Exercise description :: Carry on the passage about attacks on Christians in Nigeria from the point where it stops.

Excerpt ::

Just a day after Badejo’s homily, on June 18, eight more Christian worshippers were killed and 38 others were abducted in attacks on Catholic and Baptist churches—this time in Nigeria’s northern state of Kaduna. The suspected perpetrators: Fulani herdsmen, a pastoral and predominantly Muslim ethnic group from northern Nigeria and nearby countries. As the nomads have moved southward in recent years, they’ve abducted, raped, and murdered members of the Christian farming communities along their route.
Boko Haram and its breakaways—including the Islamic State West Africa Province (ISWAP)—have also driven an upsurge in violence targeting Nigeria’s minority Christian population. In 2021 alone, more than 4,650 Christians were slain in Nigeria—roughly one every two hours. And the persecution has shown no signs of slowing this year, given a recent series of high-profile assaults on religious leaders, institutions, and communities countrywide. According to Open Doors—an advocacy group that tracks the persecution of Christians—more Christians are killed for their faith in Nigeria than any other country worldwide.
On May 11, a priest from Kaduna, Father Joseph Bako, died after being held hostage for more than two months by unidentified assailants. On May 25, suspected Fulani militants kidnapped Father Stephen Ojapah, Father Oliver Okpara, and two boys from their parish in the middle of the night. On May 29, Fulanis abducted Samuel Kanu Uche—prelate of the Nigerian Methodist Church—and two other men in his entourage. The men were detained and tortured before the church paid a $240,000 ransom for their release. Last weekend, Father Christopher Odia and Father Vitus Borogo of Edo and Kaduna respectively were both killed by their kidnappers following two separate raids by suspected terrorists.

Data lines ::
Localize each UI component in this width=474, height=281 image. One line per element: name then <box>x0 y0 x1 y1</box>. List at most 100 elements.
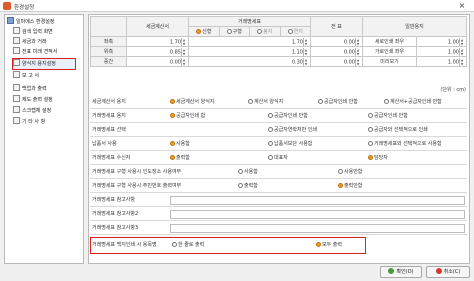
spin-icon[interactable]: ▲ ▼ <box>459 47 464 56</box>
general-input-3[interactable]: 1.00 ▲ ▼ <box>416 56 467 67</box>
option-print-supplier[interactable]: 공급자인쇄 함 <box>170 110 205 123</box>
option-recipient-print[interactable]: 출력함 <box>170 152 190 165</box>
option-selective-print[interactable]: 공급자와 선택적으로 인쇄 <box>368 124 428 137</box>
option-delivery-selective[interactable]: 거래명세표와 선택적으로 사용함 <box>368 138 442 151</box>
ok-button[interactable]: 확인(O) <box>380 266 422 278</box>
tree-item-search[interactable]: 검색 입력 화면 <box>13 27 53 37</box>
close-button[interactable]: × <box>453 1 471 11</box>
trade-type-cont[interactable]: 연지 <box>279 26 311 37</box>
option-no-print-supplier[interactable]: 공급자인쇄 안함 <box>268 110 308 123</box>
spin-icon[interactable]: ▲ ▼ <box>303 47 308 56</box>
option-no-supplier[interactable]: 공급자인쇄 안함 <box>318 96 358 109</box>
spin-icon[interactable]: ▲ ▼ <box>181 47 186 56</box>
option-invoice-form[interactable]: 계산서 양식지 <box>248 96 283 109</box>
radio-icon <box>170 155 175 160</box>
tree-item-scrap[interactable]: 스크랩체 설정 <box>13 106 51 116</box>
general-label-2: 가로인쇄 좌우 <box>362 46 417 57</box>
option-tax-form[interactable]: 세금계산서 양식지 <box>170 96 214 109</box>
page-icon <box>13 71 20 78</box>
option-recipient-manager[interactable]: 담당자 <box>368 152 388 165</box>
tax-left-input[interactable]: 1.70 ▲ ▼ <box>126 36 189 47</box>
radio-icon <box>368 113 373 118</box>
option-delivery-use[interactable]: 사용함 <box>170 138 190 151</box>
general-input-2[interactable]: 1.00 ▲ ▼ <box>416 46 467 57</box>
grid-header-general: 일반용지 <box>362 16 467 37</box>
note-row-1: 거래명세표 참고사항 <box>90 194 467 207</box>
note-input-3[interactable] <box>170 224 465 233</box>
radio-icon <box>170 113 175 118</box>
voucher-left-input[interactable]: 0.00 ▲ ▼ <box>310 36 363 47</box>
option-id-print[interactable]: 출력함 <box>238 180 258 193</box>
page-icon <box>13 117 20 124</box>
option-place-use[interactable]: 사용함 <box>238 166 258 179</box>
tree-item-etc[interactable]: 기 타 사 항 <box>13 117 45 127</box>
row-label-left: 좌측 <box>90 36 127 47</box>
spin-icon[interactable]: ▲ ▼ <box>181 57 186 66</box>
tax-top-input[interactable]: 0.85 ▲ ▼ <box>126 46 189 57</box>
grid-corner <box>90 16 127 37</box>
trade-type-new[interactable]: 신형 <box>188 26 220 37</box>
radio-icon <box>268 141 273 146</box>
voucher-middle-input[interactable]: 0.00 ▲ ▼ <box>310 56 363 67</box>
option-place-no-use[interactable]: 사용안함 <box>338 166 362 179</box>
spin-icon[interactable]: ▲ ▼ <box>355 47 360 56</box>
trade-type-bag[interactable]: 봉지 <box>249 26 281 37</box>
general-input-1[interactable]: 1.00 ▲ ▼ <box>416 36 467 47</box>
option-invoice-no-supplier[interactable]: 계산서+공급자인쇄 안함 <box>384 96 442 109</box>
setting-row-delivery: 납품서 사용 사용함 납품서보단 사용함 거래명세표와 선택적으로 사용함 <box>90 138 467 151</box>
trade-type-old[interactable]: 구형 <box>218 26 250 37</box>
setting-row-delivery-place: 거래명세표 구형 사용시 인도장소 사용여부 사용함 사용안함 <box>90 166 467 179</box>
option-contact-only[interactable]: 공급자연락처만 인쇄 <box>268 124 317 137</box>
radio-icon <box>287 29 293 34</box>
radio-icon <box>196 29 202 34</box>
trade-left-input[interactable]: 1.70 ▲ ▼ <box>188 36 311 47</box>
spin-icon[interactable]: ▲ ▼ <box>459 37 464 46</box>
grid-header-trade: 거래명세표 <box>188 16 311 27</box>
general-label-1: 세로인쇄 좌우 <box>362 36 417 47</box>
note-row-3: 거래명세표 참고사항3 <box>90 222 467 235</box>
tree-item-print[interactable]: 제도 출력 설정 <box>13 95 53 105</box>
spin-icon[interactable]: ▲ ▼ <box>355 57 360 66</box>
radio-icon <box>248 99 253 104</box>
page-icon <box>13 27 20 34</box>
app-icon <box>3 2 11 10</box>
page-icon <box>13 106 20 113</box>
spin-icon[interactable]: ▲ ▼ <box>181 37 186 46</box>
radio-icon <box>238 169 243 174</box>
tree-item-voucher[interactable]: 전표 미래 견적서 <box>13 47 57 57</box>
voucher-top-input[interactable]: 0.00 ▲ ▼ <box>310 46 363 57</box>
page-icon <box>13 47 20 54</box>
setting-row-tax-form: 세금계산서 용지 세금계산서 양식지 계산서 양식지 공급자인쇄 안함 계산서+… <box>90 96 467 109</box>
option-no-print-supplier-2[interactable]: 공급자인쇄 안함 <box>368 110 408 123</box>
option-recipient-ceo[interactable]: 대표자 <box>268 152 288 165</box>
tree-item-root[interactable]: 일마에스 환경설정 <box>7 17 54 27</box>
trade-middle-input[interactable]: 0.30 ▲ ▼ <box>188 56 311 67</box>
row-label-middle: 중간 <box>90 56 127 67</box>
unit-label: (단위 : cm) <box>440 87 466 93</box>
trade-top-input[interactable]: 1.10 ▲ ▼ <box>188 46 311 57</box>
cancel-icon <box>435 268 442 274</box>
note-input-2[interactable] <box>170 210 465 219</box>
tree-item-report[interactable]: 보 고 서 <box>13 71 39 81</box>
note-input-1[interactable] <box>170 196 465 205</box>
setting-row-id-number: 거래명세표 구형 사용시 주민번호 출력여부 출력함 출력안함 <box>90 180 467 193</box>
tree-item-form-setting[interactable]: 양식지 용지설정 <box>12 58 76 70</box>
spin-icon[interactable]: ▲ ▼ <box>355 37 360 46</box>
tree-item-tax[interactable]: 세금과 거래 <box>13 37 47 47</box>
spin-icon[interactable]: ▲ ▼ <box>459 57 464 66</box>
spin-icon[interactable]: ▲ ▼ <box>303 57 308 66</box>
page-icon <box>13 84 20 91</box>
grid-header-tax: 세금계산서 <box>126 16 189 37</box>
setting-row-trade-select: 거래명세표 선택 공급자연락처만 인쇄 공급자와 선택적으로 인쇄 <box>90 124 467 137</box>
tax-middle-input[interactable]: 0.00 ▲ ▼ <box>126 56 189 67</box>
settings-tree: 일마에스 환경설정 검색 입력 화면 세금과 거래 전표 미래 견적서 양식지 … <box>4 14 84 264</box>
radio-icon <box>170 99 175 104</box>
title-bar: 환경설정 × <box>0 0 474 12</box>
option-id-no-print[interactable]: 출력안함 <box>338 180 362 193</box>
radio-icon <box>268 127 273 132</box>
option-delivery-alt[interactable]: 납품서보단 사용함 <box>268 138 312 151</box>
tree-item-backup[interactable]: 백업과 출력 <box>13 84 47 94</box>
spin-icon[interactable]: ▲ ▼ <box>303 37 308 46</box>
cancel-button[interactable]: 취소(C) <box>426 266 470 278</box>
radio-icon <box>238 183 243 188</box>
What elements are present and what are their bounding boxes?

The response ::
Despite their identifiably Christian targets, however, it remains difficult for experts to assess whether the abductions were explicitly religiously motivated or born out of economic opportunism. In many instances, churches—particularly those with international connections—are better equipped to collect money for ransom than state governments or other institutions.
Nigeria’s diverse makeup of different ethnic groups, religions, vocations further complicates efforts to identify a proximate cause for the violence. “There is ethnicity, which is bound up with religion, which is often bound up with class, profession, status, however you might define it,” Ebenezer Obadare, a senior fellow for African studies at the Council on Foreign Relations, told The Dispatch. “It’s always difficult to separate.”
But whether or not a violent act targeting civilians is motivated by religious differences, its perpetrators understand that attacks on Christians often go unpunished by Nigeria’s federal and state governments.
Last month, Muslim students in Sokoto stoned to death and burned the body of a Christian student, Deborah Samuel, in retaliation for a WhatsApp post considered offensive to the Prophet Muhammad. State authorities said they would arrest her murderers, but only referred to Samuel’s brutal killing as an “unfortunate incident.”
In his homily for the victims of the Pentecost attack, Bishop Badejo lambasted the country’s leadership for lacking “any desire to protect the Christian religion.”
“We are not walking corpses merely waiting to be killed,” he added. “So we are compelled to ask: Are you still our leaders? Are we at war? Have you abdicated leadership? How many more must die?”
Part of the Nigerian government’s failure to protect Christians comes down to resource and staffing shortages as it fights multiple insurgent groups at once. Roughly 60 percent of West Africa’s small arms are concentrated in Nigeria, many in the hands of non-state actors. And the state’s security apparatus prioritizes safeguarding its own authority over protecting civil society.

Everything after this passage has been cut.